Records excerpted from a collection:
=-=-=-=-=

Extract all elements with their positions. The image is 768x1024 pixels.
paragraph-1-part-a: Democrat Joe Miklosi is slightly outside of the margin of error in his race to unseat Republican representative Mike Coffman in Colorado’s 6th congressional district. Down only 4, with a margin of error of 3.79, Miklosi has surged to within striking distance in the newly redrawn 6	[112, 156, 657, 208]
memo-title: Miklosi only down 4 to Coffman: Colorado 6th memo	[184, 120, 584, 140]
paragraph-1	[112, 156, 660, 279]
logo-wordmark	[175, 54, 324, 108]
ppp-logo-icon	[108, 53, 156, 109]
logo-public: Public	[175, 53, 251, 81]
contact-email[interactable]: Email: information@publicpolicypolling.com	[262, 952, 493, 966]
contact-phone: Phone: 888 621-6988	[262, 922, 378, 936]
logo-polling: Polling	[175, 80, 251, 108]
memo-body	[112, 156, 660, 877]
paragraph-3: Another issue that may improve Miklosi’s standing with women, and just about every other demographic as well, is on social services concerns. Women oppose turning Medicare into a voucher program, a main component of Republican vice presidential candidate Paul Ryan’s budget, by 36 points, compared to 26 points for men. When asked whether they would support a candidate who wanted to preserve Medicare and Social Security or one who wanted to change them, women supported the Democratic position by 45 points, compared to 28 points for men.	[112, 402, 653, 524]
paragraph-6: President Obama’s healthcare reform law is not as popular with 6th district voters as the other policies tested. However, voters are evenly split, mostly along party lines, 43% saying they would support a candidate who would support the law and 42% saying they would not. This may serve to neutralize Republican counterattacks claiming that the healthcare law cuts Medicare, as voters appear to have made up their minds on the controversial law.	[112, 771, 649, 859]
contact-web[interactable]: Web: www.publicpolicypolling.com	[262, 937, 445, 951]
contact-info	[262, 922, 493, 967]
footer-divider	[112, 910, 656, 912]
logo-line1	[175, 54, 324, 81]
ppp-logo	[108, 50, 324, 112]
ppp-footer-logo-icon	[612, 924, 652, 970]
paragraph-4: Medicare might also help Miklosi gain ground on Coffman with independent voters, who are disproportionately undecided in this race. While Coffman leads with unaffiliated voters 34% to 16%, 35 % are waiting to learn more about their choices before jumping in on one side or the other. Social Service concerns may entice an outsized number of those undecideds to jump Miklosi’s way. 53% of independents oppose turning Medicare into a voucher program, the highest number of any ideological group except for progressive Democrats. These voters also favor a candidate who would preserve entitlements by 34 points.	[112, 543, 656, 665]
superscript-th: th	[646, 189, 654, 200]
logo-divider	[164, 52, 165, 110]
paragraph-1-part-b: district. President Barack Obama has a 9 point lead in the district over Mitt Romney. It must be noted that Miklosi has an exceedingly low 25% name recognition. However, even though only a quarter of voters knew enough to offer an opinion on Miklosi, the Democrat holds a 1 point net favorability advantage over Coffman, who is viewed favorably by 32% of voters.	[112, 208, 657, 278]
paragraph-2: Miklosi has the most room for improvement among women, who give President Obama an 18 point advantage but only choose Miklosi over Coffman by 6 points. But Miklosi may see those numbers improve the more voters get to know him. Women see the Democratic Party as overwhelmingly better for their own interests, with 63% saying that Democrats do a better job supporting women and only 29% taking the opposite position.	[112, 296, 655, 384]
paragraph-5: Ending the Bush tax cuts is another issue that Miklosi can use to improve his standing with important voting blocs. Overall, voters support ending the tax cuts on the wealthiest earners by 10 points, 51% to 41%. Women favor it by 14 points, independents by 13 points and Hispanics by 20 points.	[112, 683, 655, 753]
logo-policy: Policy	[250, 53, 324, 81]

=-=-=-=-=

# YOUR INSTRUCTIONS:
Convert every line of the listing above into a JSON list of strings, one string per line, and omit any blank lines.

# EXERCISE OUTPUT:
[
  "Extract all elements with their positions. The image is 768x1024 pixels.",
  "paragraph-1-part-a: Democrat Joe Miklosi is slightly outside of the margin of error in his race to unseat Republican representative Mike Coffman in Colorado’s 6th congressional district. Down only 4, with a margin of error of 3.79, Miklosi has surged to within striking distance in the newly redrawn 6\t[112, 156, 657, 208]",
  "memo-title: Miklosi only down 4 to Coffman: Colorado 6th memo\t[184, 120, 584, 140]",
  "paragraph-1\t[112, 156, 660, 279]",
  "logo-wordmark\t[175, 54, 324, 108]",
  "ppp-logo-icon\t[108, 53, 156, 109]",
  "logo-public: Public\t[175, 53, 251, 81]",
  "contact-email[interactable]: Email: information@publicpolicypolling.com\t[262, 952, 493, 966]",
  "contact-phone: Phone: 888 621-6988\t[262, 922, 378, 936]",
  "logo-polling: Polling\t[175, 80, 251, 108]",
  "memo-body\t[112, 156, 660, 877]",
  "paragraph-3: Another issue that may improve Miklosi’s standing with women, and just about every other demographic as well, is on social services concerns. Women oppose turning Medicare into a voucher program, a main component of Republican vice presidential candidate Paul Ryan’s budget, by 36 points, compared to 26 points for men. When asked whether they would support a candidate who wanted to preserve Medicare and Social Security or one who wanted to change them, women supported the Democratic position by 45 points, compared to 28 points for men.\t[112, 402, 653, 524]",
  "paragraph-6: President Obama’s healthcare reform law is not as popular with 6th district voters as the other policies tested. However, voters are evenly split, mostly along party lines, 43% saying they would support a candidate who would support the law and 42% saying they would not. This may serve to neutralize Republican counterattacks claiming that the healthcare law cuts Medicare, as voters appear to have made up their minds on the controversial law.\t[112, 771, 649, 859]",
  "contact-web[interactable]: Web: www.publicpolicypolling.com\t[262, 937, 445, 951]",
  "contact-info\t[262, 922, 493, 967]",
  "footer-divider\t[112, 910, 656, 912]",
  "logo-line1\t[175, 54, 324, 81]",
  "ppp-logo\t[108, 50, 324, 112]",
  "ppp-footer-logo-icon\t[612, 924, 652, 970]",
  "paragraph-4: Medicare might also help Miklosi gain ground on Coffman with independent voters, who are disproportionately undecided in this race. While Coffman leads with unaffiliated voters 34% to 16%, 35 % are waiting to learn more about their choices before jumping in on one side or the other. Social Service concerns may entice an outsized number of those undecideds to jump Miklosi’s way. 53% of independents oppose turning Medicare into a voucher program, the highest number of any ideological group except for progressive Democrats. These voters also favor a candidate who would preserve entitlements by 34 points.\t[112, 543, 656, 665]",
  "superscript-th: th\t[646, 189, 654, 200]",
  "logo-divider\t[164, 52, 165, 110]",
  "paragraph-1-part-b: district. President Barack Obama has a 9 point lead in the district over Mitt Romney. It must be noted that Miklosi has an exceedingly low 25% name recognition. However, even though only a quarter of voters knew enough to offer an opinion on Miklosi, the Democrat holds a 1 point net favorability advantage over Coffman, who is viewed favorably by 32% of voters.\t[112, 208, 657, 278]",
  "paragraph-2: Miklosi has the most room for improvement among women, who give President Obama an 18 point advantage but only choose Miklosi over Coffman by 6 points. But Miklosi may see those numbers improve the more voters get to know him. Women see the Democratic Party as overwhelmingly better for their own interests, with 63% saying that Democrats do a better job supporting women and only 29% taking the opposite position.\t[112, 296, 655, 384]",
  "paragraph-5: Ending the Bush tax cuts is another issue that Miklosi can use to improve his standing with important voting blocs. Overall, voters support ending the tax cuts on the wealthiest earners by 10 points, 51% to 41%. Women favor it by 14 points, independents by 13 points and Hispanics by 20 points.\t[112, 683, 655, 753]",
  "logo-policy: Policy\t[250, 53, 324, 81]"
]